Extracts from a graphics dataset
◇ ◇ ◇ ◇ ◇ ◇ ◇
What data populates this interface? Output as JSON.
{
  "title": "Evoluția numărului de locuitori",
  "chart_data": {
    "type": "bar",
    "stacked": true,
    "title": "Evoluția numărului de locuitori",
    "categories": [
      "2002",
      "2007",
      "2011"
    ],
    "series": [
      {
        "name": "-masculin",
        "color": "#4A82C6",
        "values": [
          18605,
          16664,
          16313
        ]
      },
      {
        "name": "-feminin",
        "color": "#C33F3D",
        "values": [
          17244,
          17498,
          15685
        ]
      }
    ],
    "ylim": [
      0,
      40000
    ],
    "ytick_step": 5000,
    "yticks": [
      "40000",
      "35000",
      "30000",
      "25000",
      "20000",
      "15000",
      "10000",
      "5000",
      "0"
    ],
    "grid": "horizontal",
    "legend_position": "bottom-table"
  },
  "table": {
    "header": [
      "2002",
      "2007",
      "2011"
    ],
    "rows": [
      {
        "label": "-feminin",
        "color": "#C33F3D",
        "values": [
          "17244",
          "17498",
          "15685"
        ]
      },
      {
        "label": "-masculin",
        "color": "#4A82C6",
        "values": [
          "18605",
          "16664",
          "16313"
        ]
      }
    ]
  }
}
◇ ◇ ◇ ◇ ◇ ◇ ◇
## EXERCISE DIRECTIONS
Return all of the data word for word.

## WRITTEN SOLUTION
What data populates this interface? Output as JSON.
{
  "title": "Evoluția numărului de locuitori",
  "chart_data": {
    "type": "bar",
    "stacked": true,
    "title": "Evoluția numărului de locuitori",
    "categories": [
      "2002",
      "2007",
      "2011"
    ],
    "series": [
      {
        "name": "-masculin",
        "color": "#4A82C6",
        "values": [
          18605,
          16664,
          16313
        ]
      },
      {
        "name": "-feminin",
        "color": "#C33F3D",
        "values": [
          17244,
          17498,
          15685
        ]
      }
    ],
    "ylim": [
      0,
      40000
    ],
    "ytick_step": 5000,
    "yticks": [
      "40000",
      "35000",
      "30000",
      "25000",
      "20000",
      "15000",
      "10000",
      "5000",
      "0"
    ],
    "grid": "horizontal",
    "legend_position": "bottom-table"
  },
  "table": {
    "header": [
      "2002",
      "2007",
      "2011"
    ],
    "rows": [
      {
        "label": "-feminin",
        "color": "#C33F3D",
        "values": [
          "17244",
          "17498",
          "15685"
        ]
      },
      {
        "label": "-masculin",
        "color": "#4A82C6",
        "values": [
          "18605",
          "16664",
          "16313"
        ]
      }
    ]
  }
}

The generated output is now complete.